What you will do »
Copy every line in the records below that contains the word "text".

Material provided »
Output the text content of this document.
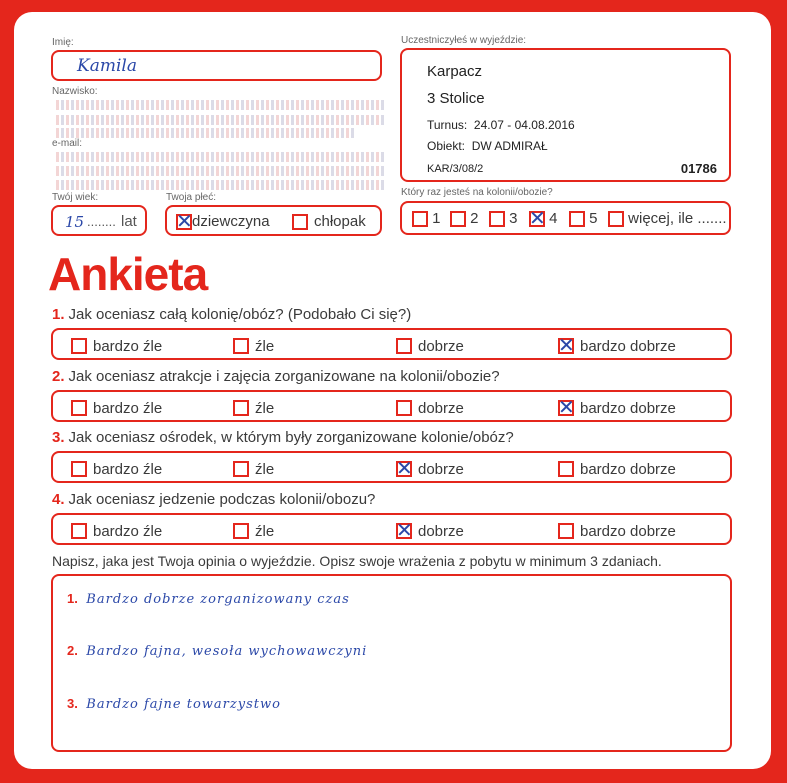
Imię:
Kamila
Nazwisko:
e-mail:
Twój wiek:
15 ........ lat
Twoja płeć:
✕ dziewczyna	chłopak
Uczestniczyłeś w wyjeździe:
Karpacz
3 Stolice
Turnus: 24.07 - 04.08.2016
Obiekt: DW ADMIRAŁ
KAR/3/08/2	01786
Który raz jesteś na kolonii/obozie?
1	2	3 ✕ 4	5	więcej, ile .......
Ankieta
1. Jak oceniasz całą kolonię/obóz? (Podobało Ci się?)
bardzo źle	źle	dobrze	✕ bardzo dobrze
2. Jak oceniasz atrakcje i zajęcia zorganizowane na kolonii/obozie?
bardzo źle	źle	dobrze	✕ bardzo dobrze
3. Jak oceniasz ośrodek, w którym były zorganizowane kolonie/obóz?
bardzo źle	źle	✕ dobrze	bardzo dobrze
4. Jak oceniasz jedzenie podczas kolonii/obozu?
bardzo źle	źle	✕ dobrze	bardzo dobrze
Napisz, jaka jest Twoja opinia o wyjeździe. Opisz swoje wrażenia z pobytu w minimum 3 zdaniach.
1. Bardzo dobrze zorganizowany czas
2. Bardzo fajna, wesoła wychowawczyni
3. Bardzo fajne towarzystwo
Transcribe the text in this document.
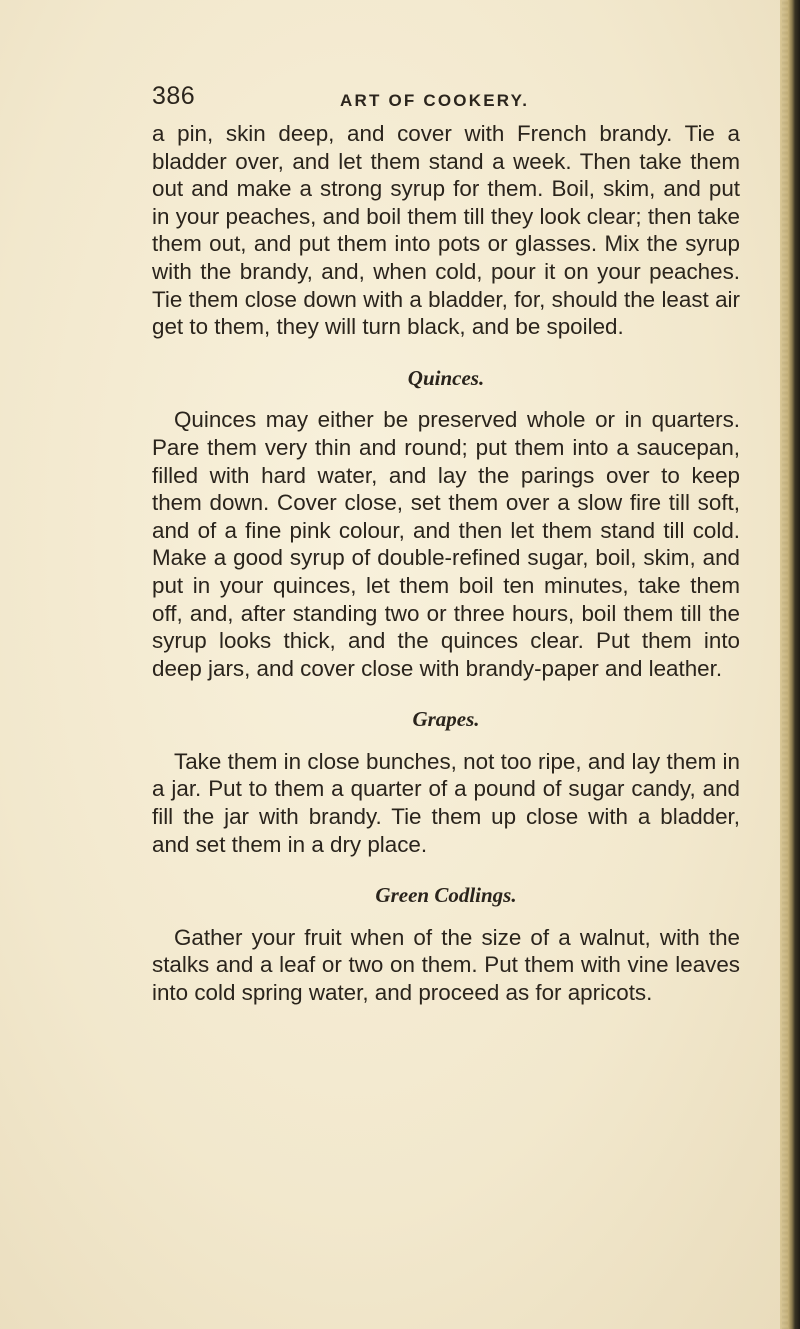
386	ART OF COOKERY.

a pin, skin deep, and cover with French brandy. Tie a bladder over, and let them stand a week. Then take them out and make a strong syrup for them. Boil, skim, and put in your peaches, and boil them till they look clear; then take them out, and put them into pots or glasses. Mix the syrup with the brandy, and, when cold, pour it on your peaches. Tie them close down with a bladder, for, should the least air get to them, they will turn black, and be spoiled.

Quinces.

Quinces may either be preserved whole or in quarters. Pare them very thin and round; put them into a saucepan, filled with hard water, and lay the parings over to keep them down. Cover close, set them over a slow fire till soft, and of a fine pink colour, and then let them stand till cold. Make a good syrup of double-refined sugar, boil, skim, and put in your quinces, let them boil ten minutes, take them off, and, after standing two or three hours, boil them till the syrup looks thick, and the quinces clear. Put them into deep jars, and cover close with brandy-paper and leather.

Grapes.

Take them in close bunches, not too ripe, and lay them in a jar. Put to them a quarter of a pound of sugar candy, and fill the jar with brandy. Tie them up close with a bladder, and set them in a dry place.

Green Codlings.

Gather your fruit when of the size of a walnut, with the stalks and a leaf or two on them. Put them with vine leaves into cold spring water, and proceed as for apricots.
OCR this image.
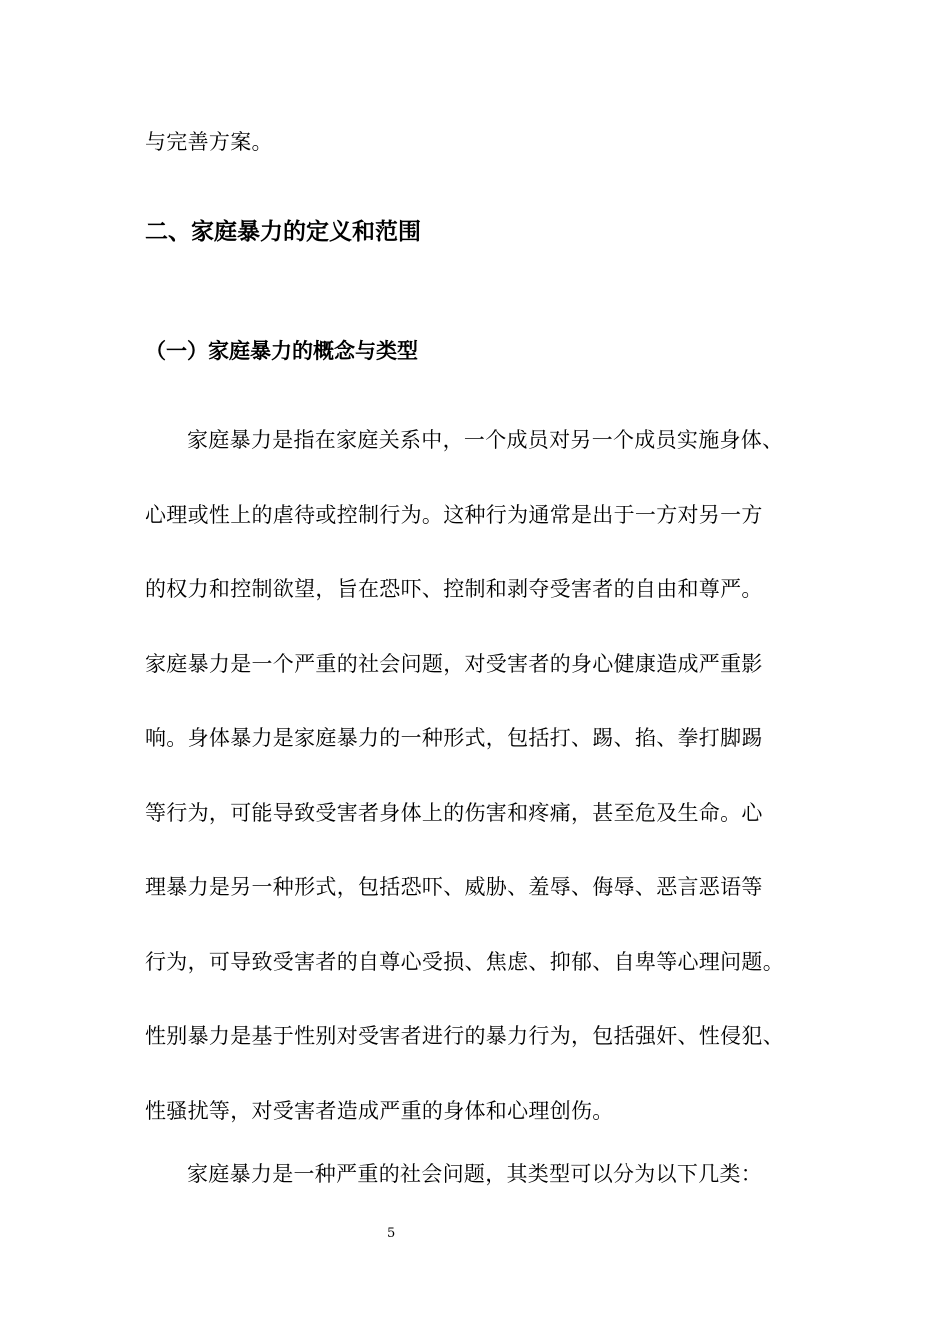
与完善方案。
二、家庭暴力的定义和范围
（一）家庭暴力的概念与类型
家庭暴力是指在家庭关系中，一个成员对另一个成员实施身体、
心理或性上的虐待或控制行为。这种行为通常是出于一方对另一方
的权力和控制欲望，旨在恐吓、控制和剥夺受害者的自由和尊严。
家庭暴力是一个严重的社会问题，对受害者的身心健康造成严重影
响。身体暴力是家庭暴力的一种形式，包括打、踢、掐、拳打脚踢
等行为，可能导致受害者身体上的伤害和疼痛，甚至危及生命。心
理暴力是另一种形式，包括恐吓、威胁、羞辱、侮辱、恶言恶语等
行为，可导致受害者的自尊心受损、焦虑、抑郁、自卑等心理问题。
性别暴力是基于性别对受害者进行的暴力行为，包括强奸、性侵犯、
性骚扰等，对受害者造成严重的身体和心理创伤。
家庭暴力是一种严重的社会问题，其类型可以分为以下几类：
5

The result »
Output the text content of this document.
Transcribe the text in this document.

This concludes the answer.